Nine women suspected of plotting to blow up military targets in the restive southern Philippines have been arrested, the Army said Tuesday.
Security forces detained the women and seized bomb-making equipment during raids on Friday of several homes on Muslim-majority Jolo island, a stronghold of the Islamic State-linked Abu Sayyaf group.
Most of the women were the daughters or widows of slain Abu Sayyaf fighters and included several “potential suicide bombers”, Major General William Gonzales said in a statement.
“This is how desperate the remaining terrorists are, willing to sacrifice their families just to get back at government forces,” Gonzales said.
The women had been monitored giving “financial or logistical support to their relatives” in Abu Sayyaf, First Lieutenant Jerrica Manongdo told AFP.
They allegedly planned to attack soldiers with improvised explosive devices.

(Records from a data collection)
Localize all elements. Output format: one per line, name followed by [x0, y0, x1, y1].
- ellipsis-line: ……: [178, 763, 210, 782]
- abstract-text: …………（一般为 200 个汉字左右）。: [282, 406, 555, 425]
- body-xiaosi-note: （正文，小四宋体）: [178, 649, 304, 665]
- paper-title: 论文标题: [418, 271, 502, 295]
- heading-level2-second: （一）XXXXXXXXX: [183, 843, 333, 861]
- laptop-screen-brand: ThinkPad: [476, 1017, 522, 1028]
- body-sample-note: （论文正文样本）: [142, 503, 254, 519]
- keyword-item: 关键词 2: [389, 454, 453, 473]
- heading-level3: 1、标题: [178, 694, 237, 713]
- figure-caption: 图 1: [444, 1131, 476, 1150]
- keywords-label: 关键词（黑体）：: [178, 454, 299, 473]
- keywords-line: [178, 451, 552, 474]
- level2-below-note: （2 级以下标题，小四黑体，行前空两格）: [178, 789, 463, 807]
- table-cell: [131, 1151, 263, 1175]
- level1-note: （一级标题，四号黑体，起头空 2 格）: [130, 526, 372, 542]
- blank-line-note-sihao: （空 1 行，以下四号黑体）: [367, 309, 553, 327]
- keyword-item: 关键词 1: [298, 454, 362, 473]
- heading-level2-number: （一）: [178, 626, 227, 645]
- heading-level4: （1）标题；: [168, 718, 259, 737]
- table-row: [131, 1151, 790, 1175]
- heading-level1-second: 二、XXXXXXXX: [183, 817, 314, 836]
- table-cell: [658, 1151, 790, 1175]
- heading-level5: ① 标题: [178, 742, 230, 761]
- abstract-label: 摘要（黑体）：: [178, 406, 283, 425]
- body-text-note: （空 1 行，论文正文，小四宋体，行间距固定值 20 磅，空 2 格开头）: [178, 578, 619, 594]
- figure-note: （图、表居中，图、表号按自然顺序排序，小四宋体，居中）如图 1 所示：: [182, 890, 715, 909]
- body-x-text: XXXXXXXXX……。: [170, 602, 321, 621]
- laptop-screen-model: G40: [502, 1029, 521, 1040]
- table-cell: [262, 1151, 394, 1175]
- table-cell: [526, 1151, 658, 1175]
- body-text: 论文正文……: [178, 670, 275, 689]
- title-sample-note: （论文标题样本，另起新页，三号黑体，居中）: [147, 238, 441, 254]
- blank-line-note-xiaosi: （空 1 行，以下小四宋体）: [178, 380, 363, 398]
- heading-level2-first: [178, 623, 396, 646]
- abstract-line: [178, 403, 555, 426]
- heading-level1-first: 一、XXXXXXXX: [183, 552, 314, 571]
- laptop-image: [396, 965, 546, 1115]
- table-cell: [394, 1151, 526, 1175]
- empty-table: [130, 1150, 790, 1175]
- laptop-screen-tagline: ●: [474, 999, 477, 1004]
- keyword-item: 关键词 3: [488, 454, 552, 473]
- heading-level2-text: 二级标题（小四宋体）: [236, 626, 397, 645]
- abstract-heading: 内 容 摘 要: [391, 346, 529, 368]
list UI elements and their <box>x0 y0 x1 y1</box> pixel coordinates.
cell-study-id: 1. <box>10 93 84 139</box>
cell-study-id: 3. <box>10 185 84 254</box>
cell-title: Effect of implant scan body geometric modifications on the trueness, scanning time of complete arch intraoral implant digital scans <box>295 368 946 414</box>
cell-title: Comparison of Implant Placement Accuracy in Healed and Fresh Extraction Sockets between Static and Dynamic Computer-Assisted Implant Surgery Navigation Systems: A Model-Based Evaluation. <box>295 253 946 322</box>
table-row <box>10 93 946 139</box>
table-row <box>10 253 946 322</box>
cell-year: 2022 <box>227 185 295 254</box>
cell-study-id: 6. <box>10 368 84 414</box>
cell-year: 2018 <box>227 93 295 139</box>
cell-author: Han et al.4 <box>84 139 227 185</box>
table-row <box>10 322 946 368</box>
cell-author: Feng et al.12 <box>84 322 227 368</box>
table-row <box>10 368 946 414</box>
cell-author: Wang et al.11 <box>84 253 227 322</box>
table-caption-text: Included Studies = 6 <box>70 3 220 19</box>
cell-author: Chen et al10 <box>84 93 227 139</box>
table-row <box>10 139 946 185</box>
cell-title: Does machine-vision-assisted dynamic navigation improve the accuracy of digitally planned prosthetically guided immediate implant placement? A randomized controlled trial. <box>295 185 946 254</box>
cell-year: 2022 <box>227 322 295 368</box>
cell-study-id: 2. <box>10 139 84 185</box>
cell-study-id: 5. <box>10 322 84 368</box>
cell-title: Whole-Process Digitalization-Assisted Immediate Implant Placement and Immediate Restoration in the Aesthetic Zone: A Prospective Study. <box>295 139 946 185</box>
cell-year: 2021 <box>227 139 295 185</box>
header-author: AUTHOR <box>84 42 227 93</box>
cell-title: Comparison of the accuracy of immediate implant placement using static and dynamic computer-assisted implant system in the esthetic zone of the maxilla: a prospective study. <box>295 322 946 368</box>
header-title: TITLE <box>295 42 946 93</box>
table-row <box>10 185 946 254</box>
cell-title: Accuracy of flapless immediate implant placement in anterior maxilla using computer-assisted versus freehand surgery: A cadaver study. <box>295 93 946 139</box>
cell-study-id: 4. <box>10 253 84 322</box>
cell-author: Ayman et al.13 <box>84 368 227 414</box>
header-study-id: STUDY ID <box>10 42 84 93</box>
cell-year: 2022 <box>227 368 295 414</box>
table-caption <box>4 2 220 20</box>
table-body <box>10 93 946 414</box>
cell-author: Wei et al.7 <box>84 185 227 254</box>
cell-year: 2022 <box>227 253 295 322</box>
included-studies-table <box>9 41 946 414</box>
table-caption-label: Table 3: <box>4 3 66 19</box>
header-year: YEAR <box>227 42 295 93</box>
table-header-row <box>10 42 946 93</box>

(Problems and tasks):
**1)** Swap "women" for "suspects" and write out the Jolo arrests report, starting with "Nine women suspected" and going on through "Manongdo told AFP.".
**2)** Pick up the Jolo arrests report after its last sentence and carry it on.
The material is not needed for any of the work here.

(Answers for each item):
**1)**
Nine suspects suspected of plotting to blow up military targets in the restive southern Philippines have been arrested, the Army said Tuesday.
Security forces detained the suspects and seized bomb-making equipment during raids on Friday of several homes on Muslim-majority Jolo island, a stronghold of the Islamic State-linked Abu Sayyaf group.
Most of the suspects were the daughters or widows of slain Abu Sayyaf fighters and included several “potential suicide bombers”, Major General William Gonzales said in a statement.
“This is how desperate the remaining terrorists are, willing to sacrifice their families just to get back at government forces,” Gonzales said.
The suspects had been monitored giving “financial or logistical support to their relatives” in Abu Sayyaf, First Lieutenant Jerrica Manongdo told AFP.

**2)**
Three of the women are the daughters of the late Abu Sayyaf leader Hatib Hajan Sawadjaan, who was accused of planning the deadly attack on Jolo cathedral in 2019 which killed 21 people.
Their arrest comes six months after a pair of female suicide bombers, including an Indonesian, blew themselves up on Jolo, killing 15 people and wounding 74 others.
It was the country’s deadliest attack last year.
Listed by the United States as a terrorist organisation, Abu Sayyaf is a loose network of Islamist militants blamed for the Philippines’ worst terror attacks and kidnappings of foreign tourists and Christian missionaries.